-- Start Dataset rows --
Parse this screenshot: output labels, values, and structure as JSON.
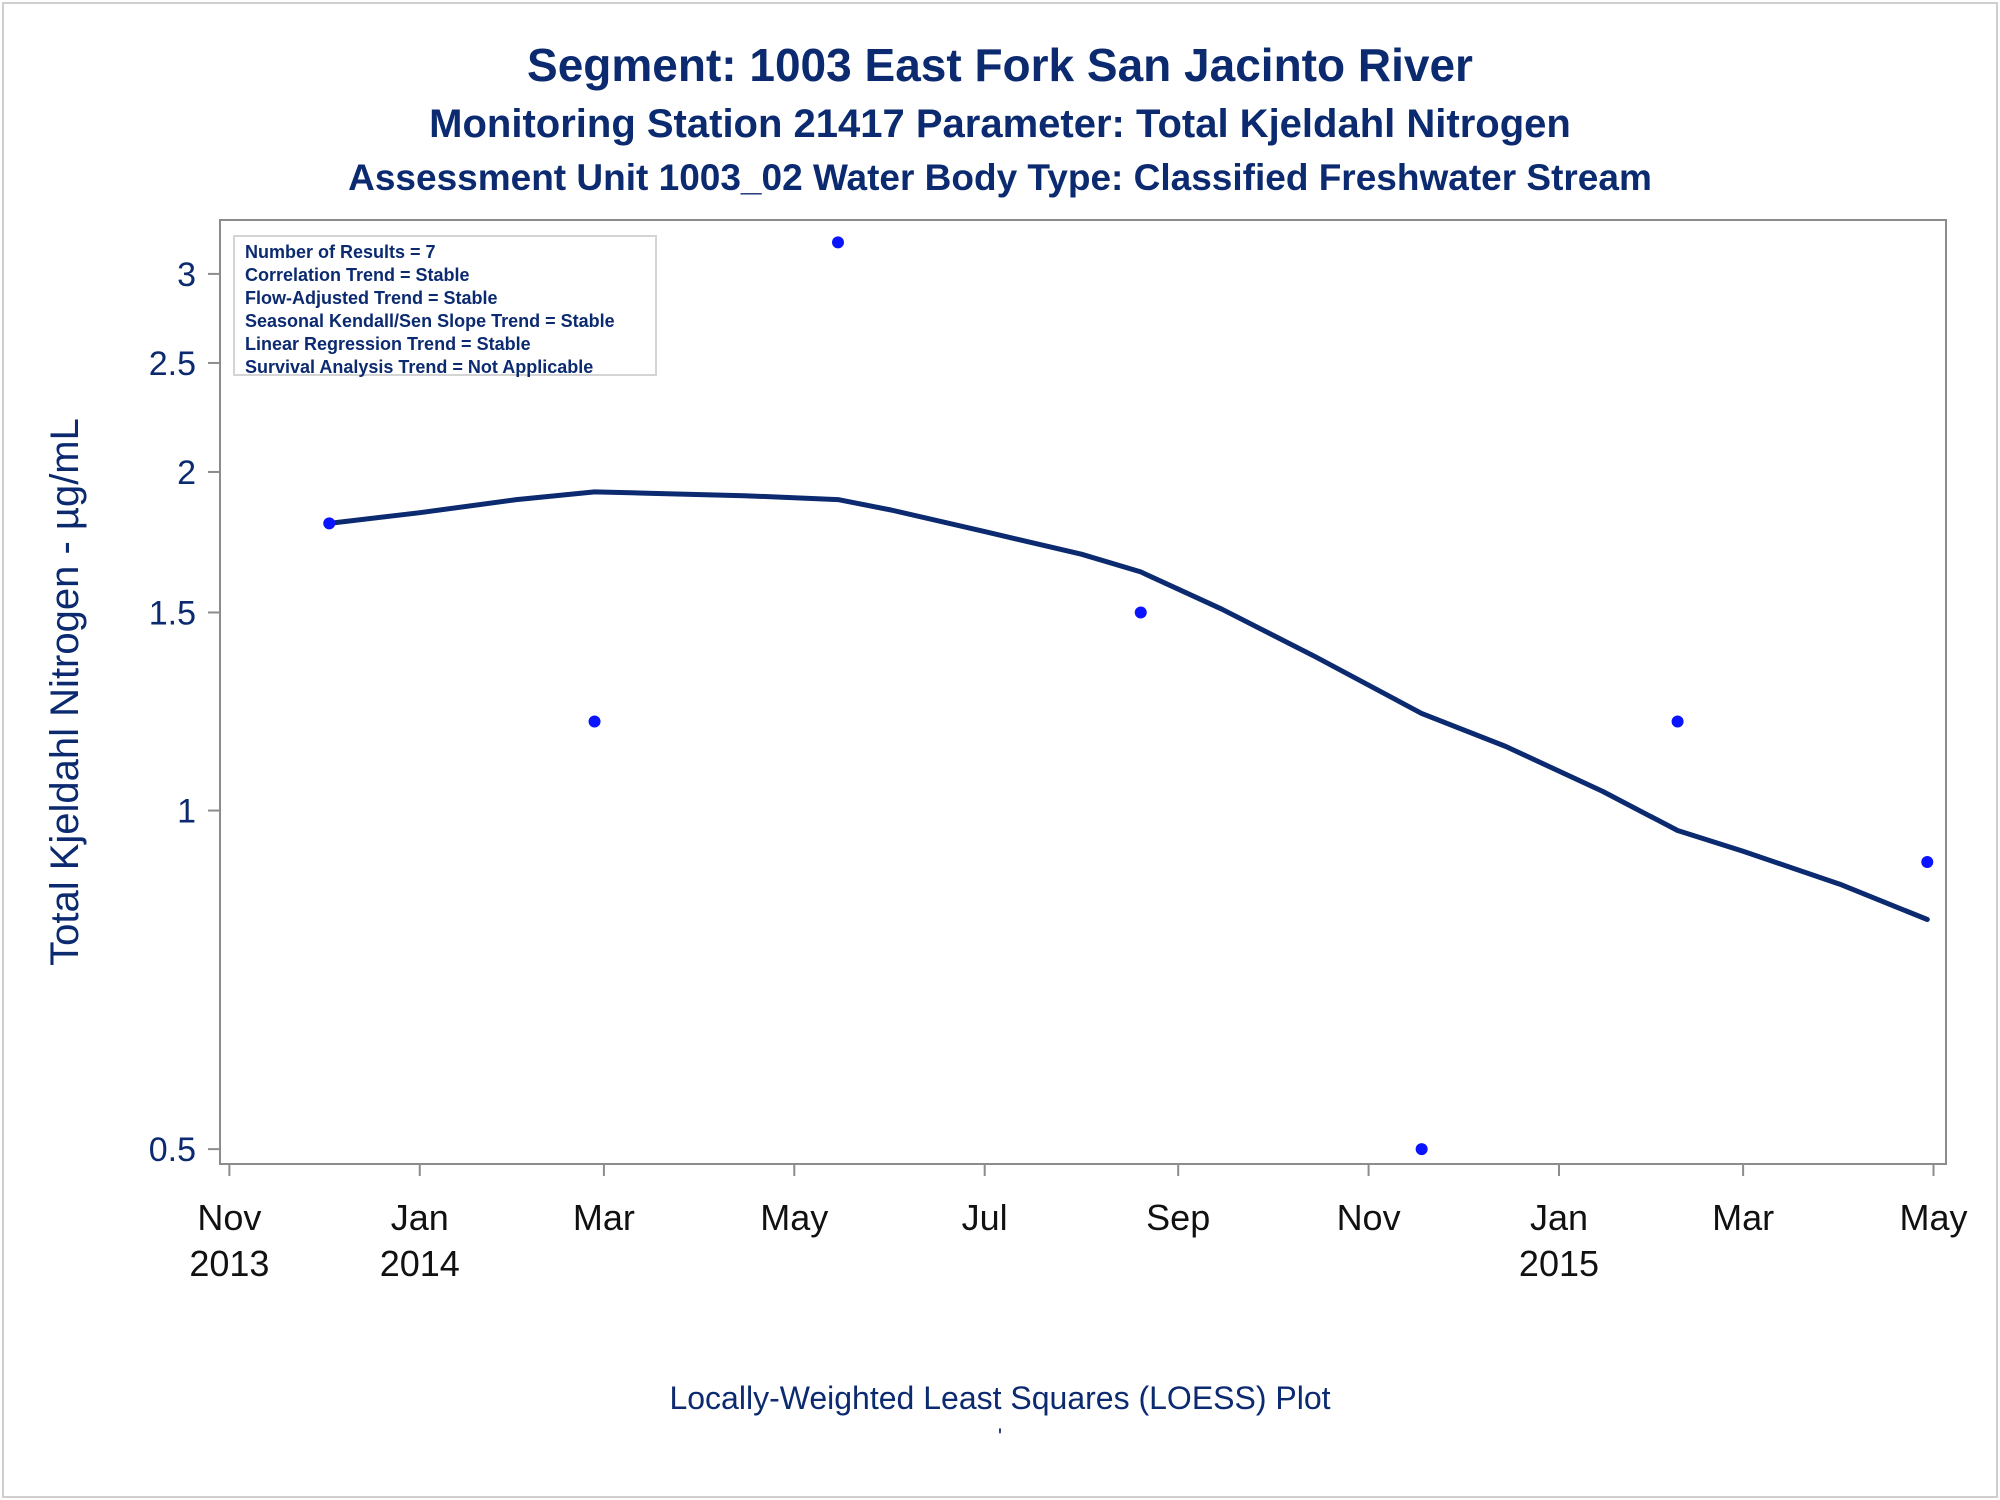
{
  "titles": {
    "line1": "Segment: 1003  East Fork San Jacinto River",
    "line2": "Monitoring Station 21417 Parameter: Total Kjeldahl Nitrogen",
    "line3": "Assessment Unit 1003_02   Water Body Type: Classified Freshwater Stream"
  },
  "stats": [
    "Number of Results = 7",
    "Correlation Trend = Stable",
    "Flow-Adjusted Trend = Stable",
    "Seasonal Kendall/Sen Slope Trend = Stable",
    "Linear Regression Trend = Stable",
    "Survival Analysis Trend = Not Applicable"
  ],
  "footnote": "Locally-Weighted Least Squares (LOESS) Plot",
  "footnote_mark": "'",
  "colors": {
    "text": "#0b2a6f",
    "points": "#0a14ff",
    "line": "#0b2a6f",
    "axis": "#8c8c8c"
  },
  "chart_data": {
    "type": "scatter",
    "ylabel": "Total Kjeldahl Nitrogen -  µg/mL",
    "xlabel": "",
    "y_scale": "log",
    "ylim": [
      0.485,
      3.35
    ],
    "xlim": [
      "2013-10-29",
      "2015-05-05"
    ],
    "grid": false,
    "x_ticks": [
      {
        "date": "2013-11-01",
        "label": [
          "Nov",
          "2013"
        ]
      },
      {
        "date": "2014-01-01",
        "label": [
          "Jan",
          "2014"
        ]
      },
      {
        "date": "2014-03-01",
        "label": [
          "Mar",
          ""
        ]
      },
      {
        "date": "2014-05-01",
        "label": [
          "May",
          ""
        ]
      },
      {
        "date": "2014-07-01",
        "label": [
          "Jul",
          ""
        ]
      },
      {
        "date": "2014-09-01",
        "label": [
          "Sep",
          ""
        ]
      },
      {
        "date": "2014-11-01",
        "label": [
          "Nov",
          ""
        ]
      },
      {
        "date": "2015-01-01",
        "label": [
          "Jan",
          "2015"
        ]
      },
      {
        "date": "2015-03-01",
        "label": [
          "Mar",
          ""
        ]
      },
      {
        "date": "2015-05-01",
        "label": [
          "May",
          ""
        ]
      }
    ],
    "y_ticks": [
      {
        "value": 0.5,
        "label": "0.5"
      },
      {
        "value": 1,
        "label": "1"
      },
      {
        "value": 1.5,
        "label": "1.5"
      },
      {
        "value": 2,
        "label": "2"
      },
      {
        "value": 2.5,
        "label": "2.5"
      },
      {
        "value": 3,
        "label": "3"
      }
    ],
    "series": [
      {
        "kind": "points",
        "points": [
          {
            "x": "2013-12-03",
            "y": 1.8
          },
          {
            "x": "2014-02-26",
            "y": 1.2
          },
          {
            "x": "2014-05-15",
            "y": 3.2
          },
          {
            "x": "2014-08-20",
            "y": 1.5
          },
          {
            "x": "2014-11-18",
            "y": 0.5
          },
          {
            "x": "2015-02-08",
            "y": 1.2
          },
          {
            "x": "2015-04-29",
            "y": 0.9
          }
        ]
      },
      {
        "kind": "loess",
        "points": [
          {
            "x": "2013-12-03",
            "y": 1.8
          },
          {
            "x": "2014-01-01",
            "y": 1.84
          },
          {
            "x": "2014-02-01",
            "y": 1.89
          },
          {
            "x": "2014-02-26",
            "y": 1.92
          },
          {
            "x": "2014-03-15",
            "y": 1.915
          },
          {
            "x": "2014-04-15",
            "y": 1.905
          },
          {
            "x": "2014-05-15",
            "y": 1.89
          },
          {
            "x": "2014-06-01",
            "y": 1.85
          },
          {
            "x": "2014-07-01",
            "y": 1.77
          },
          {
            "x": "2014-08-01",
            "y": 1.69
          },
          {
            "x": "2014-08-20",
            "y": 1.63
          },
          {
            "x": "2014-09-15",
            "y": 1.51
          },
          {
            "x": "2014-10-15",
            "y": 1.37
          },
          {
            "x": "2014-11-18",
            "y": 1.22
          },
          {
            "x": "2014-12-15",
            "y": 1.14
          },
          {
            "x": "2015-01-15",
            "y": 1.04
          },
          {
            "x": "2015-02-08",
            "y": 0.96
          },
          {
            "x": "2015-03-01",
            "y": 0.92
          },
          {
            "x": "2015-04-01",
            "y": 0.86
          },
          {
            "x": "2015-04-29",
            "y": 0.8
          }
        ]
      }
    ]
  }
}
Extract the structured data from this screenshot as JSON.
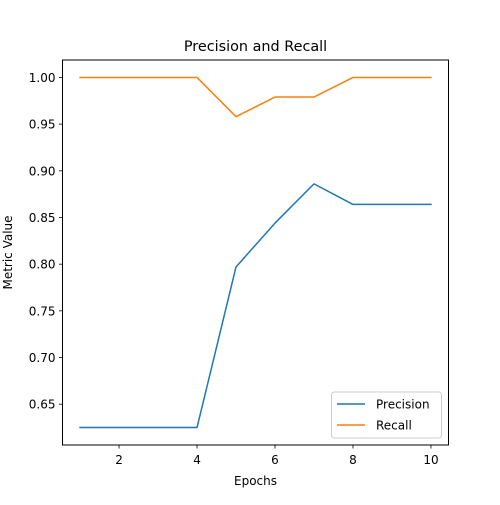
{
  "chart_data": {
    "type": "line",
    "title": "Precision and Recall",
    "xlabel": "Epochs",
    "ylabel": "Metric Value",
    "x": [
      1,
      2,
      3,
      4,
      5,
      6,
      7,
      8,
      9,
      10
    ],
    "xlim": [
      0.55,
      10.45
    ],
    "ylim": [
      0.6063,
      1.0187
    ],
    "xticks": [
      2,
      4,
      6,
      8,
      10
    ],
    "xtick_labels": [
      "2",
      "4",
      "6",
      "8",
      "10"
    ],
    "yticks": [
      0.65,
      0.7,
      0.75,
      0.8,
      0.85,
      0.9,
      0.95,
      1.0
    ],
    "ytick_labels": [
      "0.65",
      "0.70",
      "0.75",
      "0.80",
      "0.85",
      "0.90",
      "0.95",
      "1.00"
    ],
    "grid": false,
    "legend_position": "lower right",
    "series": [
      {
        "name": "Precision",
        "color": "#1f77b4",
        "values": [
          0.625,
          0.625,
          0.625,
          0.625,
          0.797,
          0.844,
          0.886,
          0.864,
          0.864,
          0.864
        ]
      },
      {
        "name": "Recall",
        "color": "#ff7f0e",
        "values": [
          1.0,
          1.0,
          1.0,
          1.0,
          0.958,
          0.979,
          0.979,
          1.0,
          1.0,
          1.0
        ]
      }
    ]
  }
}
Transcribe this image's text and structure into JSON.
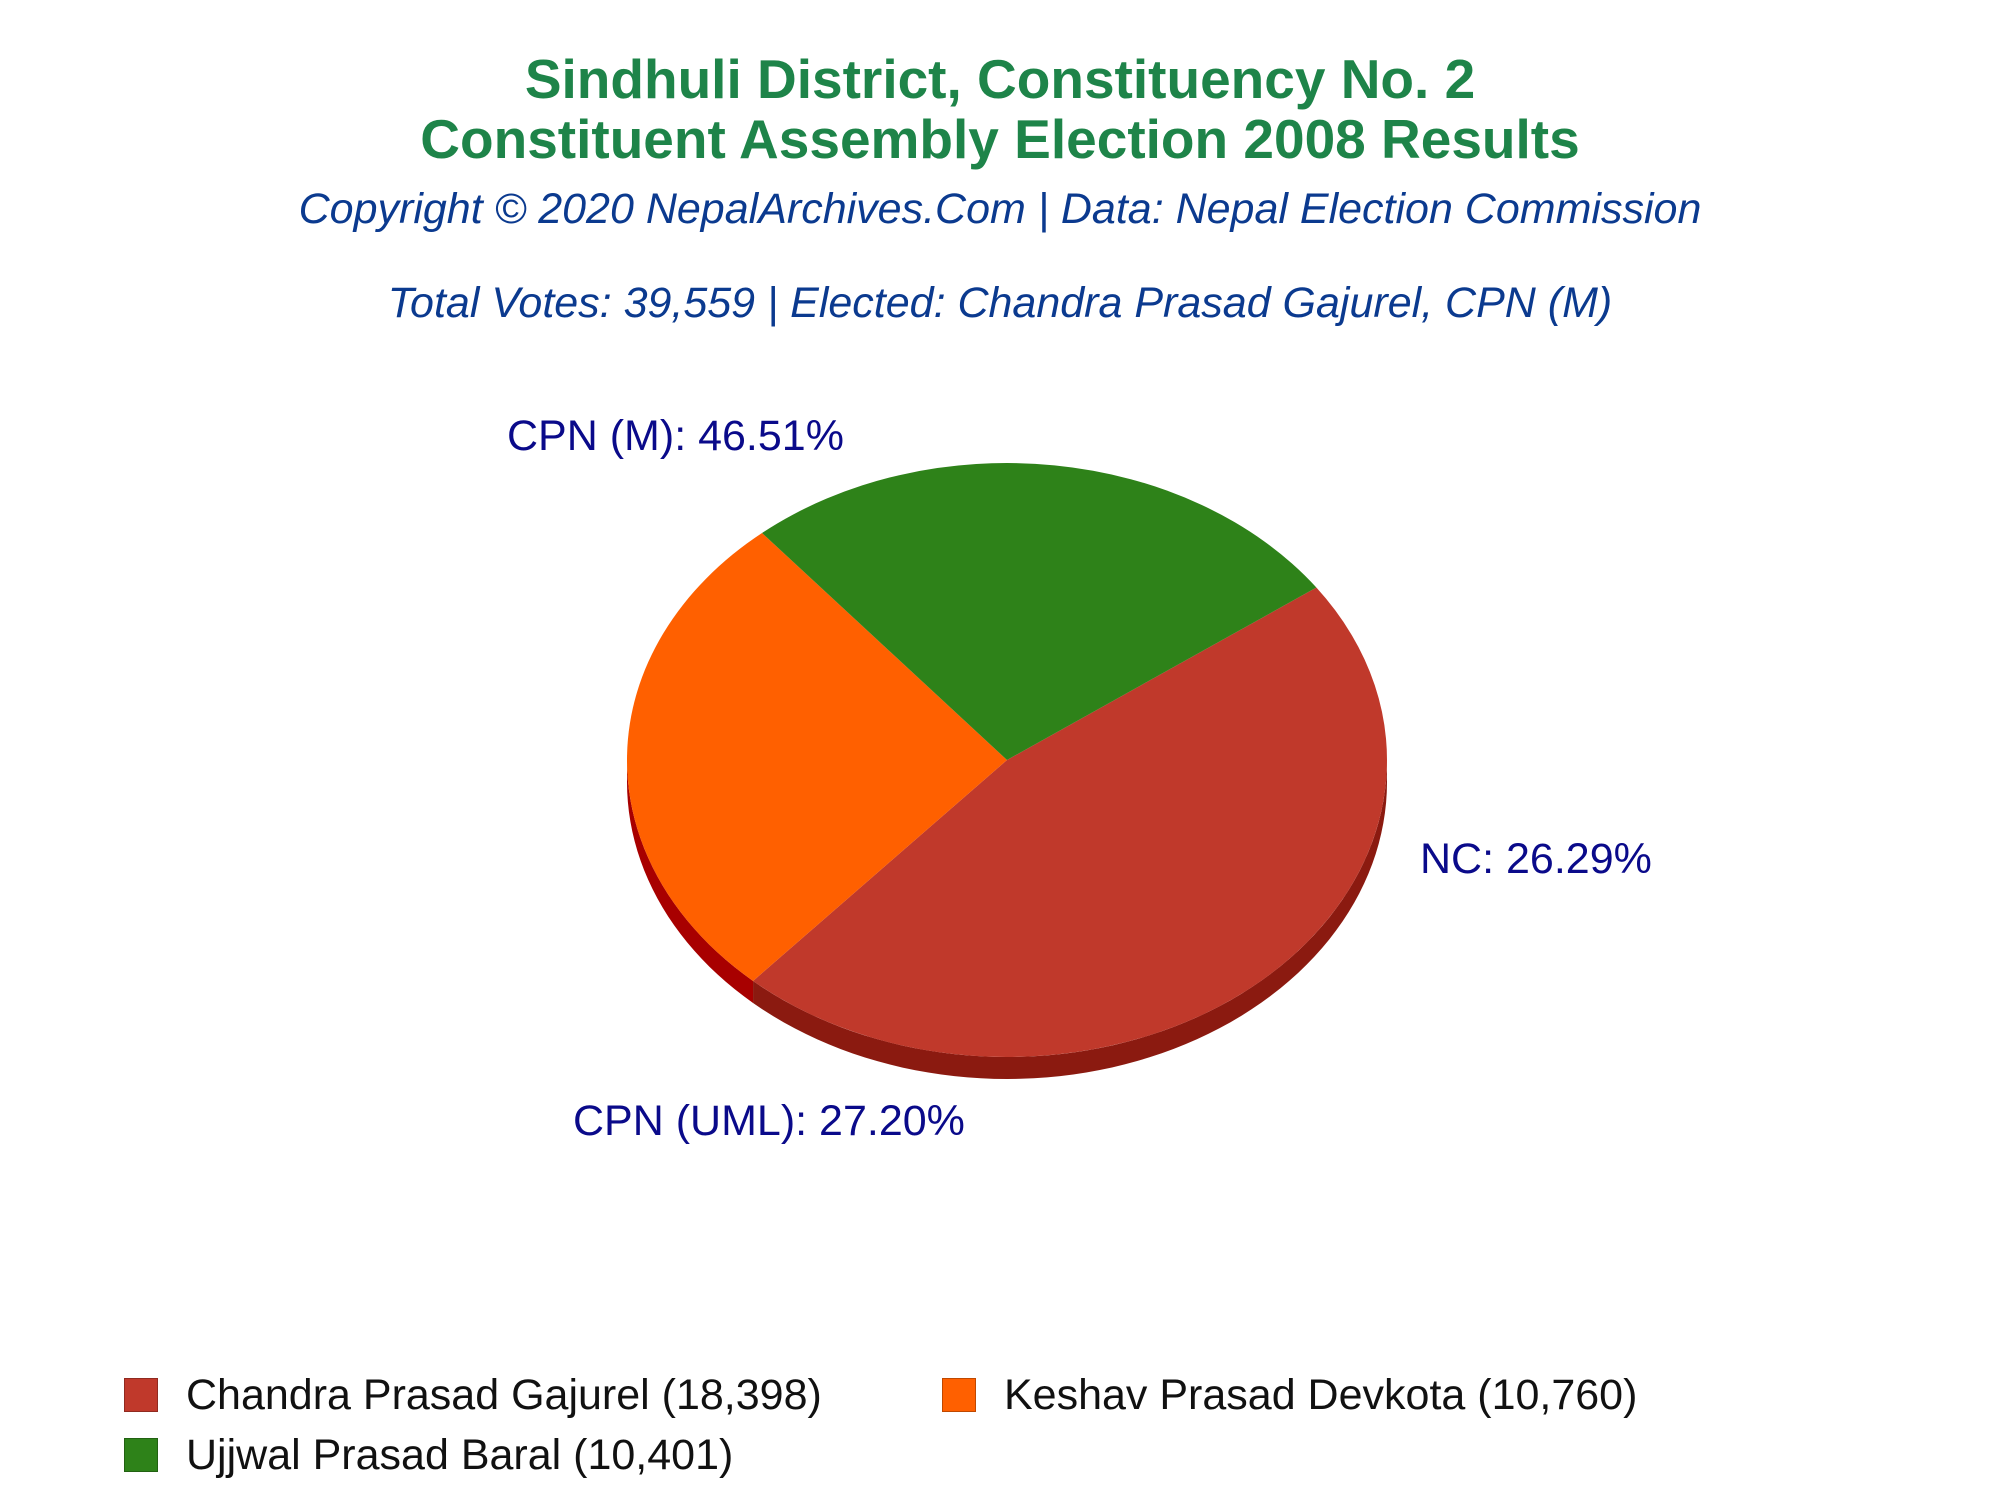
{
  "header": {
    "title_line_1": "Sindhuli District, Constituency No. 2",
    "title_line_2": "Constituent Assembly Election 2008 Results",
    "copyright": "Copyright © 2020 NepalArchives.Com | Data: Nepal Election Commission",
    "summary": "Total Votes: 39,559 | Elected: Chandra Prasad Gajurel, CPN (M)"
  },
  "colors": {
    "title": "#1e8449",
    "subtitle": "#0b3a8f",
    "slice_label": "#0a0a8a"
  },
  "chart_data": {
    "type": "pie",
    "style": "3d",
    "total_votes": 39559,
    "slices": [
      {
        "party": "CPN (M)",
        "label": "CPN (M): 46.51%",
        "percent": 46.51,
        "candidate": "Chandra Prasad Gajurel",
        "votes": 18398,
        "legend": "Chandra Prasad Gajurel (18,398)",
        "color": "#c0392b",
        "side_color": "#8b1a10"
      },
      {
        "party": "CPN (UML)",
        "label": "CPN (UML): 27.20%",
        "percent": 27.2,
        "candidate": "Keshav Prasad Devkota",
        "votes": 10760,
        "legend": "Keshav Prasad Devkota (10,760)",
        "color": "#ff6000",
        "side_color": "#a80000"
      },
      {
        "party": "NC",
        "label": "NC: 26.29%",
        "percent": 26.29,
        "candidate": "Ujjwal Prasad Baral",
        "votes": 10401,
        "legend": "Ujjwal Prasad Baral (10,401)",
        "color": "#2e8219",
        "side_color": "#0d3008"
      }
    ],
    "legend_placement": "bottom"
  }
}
-- End Dataset rows --
▸ **Exercise objective**: The lines to repeat start at the one holding "Transcribe this image's" and run through the last line of the records above; write them out exactly, both ends included, but not the pictures.

▸ **The answer**:
Transcribe this image's text and structure into JSON.
{
  "header": {
    "title_line_1": "Sindhuli District, Constituency No. 2",
    "title_line_2": "Constituent Assembly Election 2008 Results",
    "copyright": "Copyright © 2020 NepalArchives.Com | Data: Nepal Election Commission",
    "summary": "Total Votes: 39,559 | Elected: Chandra Prasad Gajurel, CPN (M)"
  },
  "colors": {
    "title": "#1e8449",
    "subtitle": "#0b3a8f",
    "slice_label": "#0a0a8a"
  },
  "chart_data": {
    "type": "pie",
    "style": "3d",
    "total_votes": 39559,
    "slices": [
      {
        "party": "CPN (M)",
        "label": "CPN (M): 46.51%",
        "percent": 46.51,
        "candidate": "Chandra Prasad Gajurel",
        "votes": 18398,
        "legend": "Chandra Prasad Gajurel (18,398)",
        "color": "#c0392b",
        "side_color": "#8b1a10"
      },
      {
        "party": "CPN (UML)",
        "label": "CPN (UML): 27.20%",
        "percent": 27.2,
        "candidate": "Keshav Prasad Devkota",
        "votes": 10760,
        "legend": "Keshav Prasad Devkota (10,760)",
        "color": "#ff6000",
        "side_color": "#a80000"
      },
      {
        "party": "NC",
        "label": "NC: 26.29%",
        "percent": 26.29,
        "candidate": "Ujjwal Prasad Baral",
        "votes": 10401,
        "legend": "Ujjwal Prasad Baral (10,401)",
        "color": "#2e8219",
        "side_color": "#0d3008"
      }
    ],
    "legend_placement": "bottom"
  }
}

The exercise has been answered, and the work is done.